Lines before the one containing "What text is on this page?" are left out; copy that line and every later line through the end of the data exactly.

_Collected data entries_
=-=-=-=-=
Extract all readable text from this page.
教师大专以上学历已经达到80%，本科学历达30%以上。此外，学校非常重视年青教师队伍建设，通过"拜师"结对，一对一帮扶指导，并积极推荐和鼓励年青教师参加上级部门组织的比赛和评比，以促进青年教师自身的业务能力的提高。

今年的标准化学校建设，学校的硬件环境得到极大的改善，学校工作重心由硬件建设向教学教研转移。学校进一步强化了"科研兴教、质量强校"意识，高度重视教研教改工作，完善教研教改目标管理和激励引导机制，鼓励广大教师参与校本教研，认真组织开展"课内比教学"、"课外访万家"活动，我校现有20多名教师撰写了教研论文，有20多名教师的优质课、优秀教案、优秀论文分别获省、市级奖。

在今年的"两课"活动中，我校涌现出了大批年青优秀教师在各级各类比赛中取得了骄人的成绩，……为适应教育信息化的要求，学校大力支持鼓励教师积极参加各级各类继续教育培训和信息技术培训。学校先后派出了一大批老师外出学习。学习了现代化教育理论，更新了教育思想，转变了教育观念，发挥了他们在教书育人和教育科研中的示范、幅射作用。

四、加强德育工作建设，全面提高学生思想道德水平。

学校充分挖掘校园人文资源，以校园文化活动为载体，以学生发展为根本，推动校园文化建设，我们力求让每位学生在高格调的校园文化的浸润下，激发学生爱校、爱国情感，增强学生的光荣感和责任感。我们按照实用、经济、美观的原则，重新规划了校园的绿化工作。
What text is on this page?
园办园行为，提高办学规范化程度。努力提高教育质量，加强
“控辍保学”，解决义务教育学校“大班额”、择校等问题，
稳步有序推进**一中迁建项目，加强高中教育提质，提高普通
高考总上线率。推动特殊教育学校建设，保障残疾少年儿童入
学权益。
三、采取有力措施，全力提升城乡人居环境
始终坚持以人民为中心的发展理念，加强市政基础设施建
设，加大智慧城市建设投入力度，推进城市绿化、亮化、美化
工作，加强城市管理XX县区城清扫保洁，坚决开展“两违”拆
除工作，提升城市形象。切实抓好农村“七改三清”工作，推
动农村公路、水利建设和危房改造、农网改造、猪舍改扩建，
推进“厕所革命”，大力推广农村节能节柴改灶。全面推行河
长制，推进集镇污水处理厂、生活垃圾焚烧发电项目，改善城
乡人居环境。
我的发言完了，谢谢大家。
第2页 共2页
=-=-=-=-=
_Full output_
What text is on this page?
园办园行为，提高办学规范化程度。努力提高教育质量，加强
“控辍保学”，解决义务教育学校“大班额”、择校等问题，
稳步有序推进**一中迁建项目，加强高中教育提质，提高普通
高考总上线率。推动特殊教育学校建设，保障残疾少年儿童入
学权益。
三、采取有力措施，全力提升城乡人居环境
始终坚持以人民为中心的发展理念，加强市政基础设施建
设，加大智慧城市建设投入力度，推进城市绿化、亮化、美化
工作，加强城市管理XX县区城清扫保洁，坚决开展“两违”拆
除工作，提升城市形象。切实抓好农村“七改三清”工作，推
动农村公路、水利建设和危房改造、农网改造、猪舍改扩建，
推进“厕所革命”，大力推广农村节能节柴改灶。全面推行河
长制，推进集镇污水处理厂、生活垃圾焚烧发电项目，改善城
乡人居环境。
我的发言完了，谢谢大家。
第2页 共2页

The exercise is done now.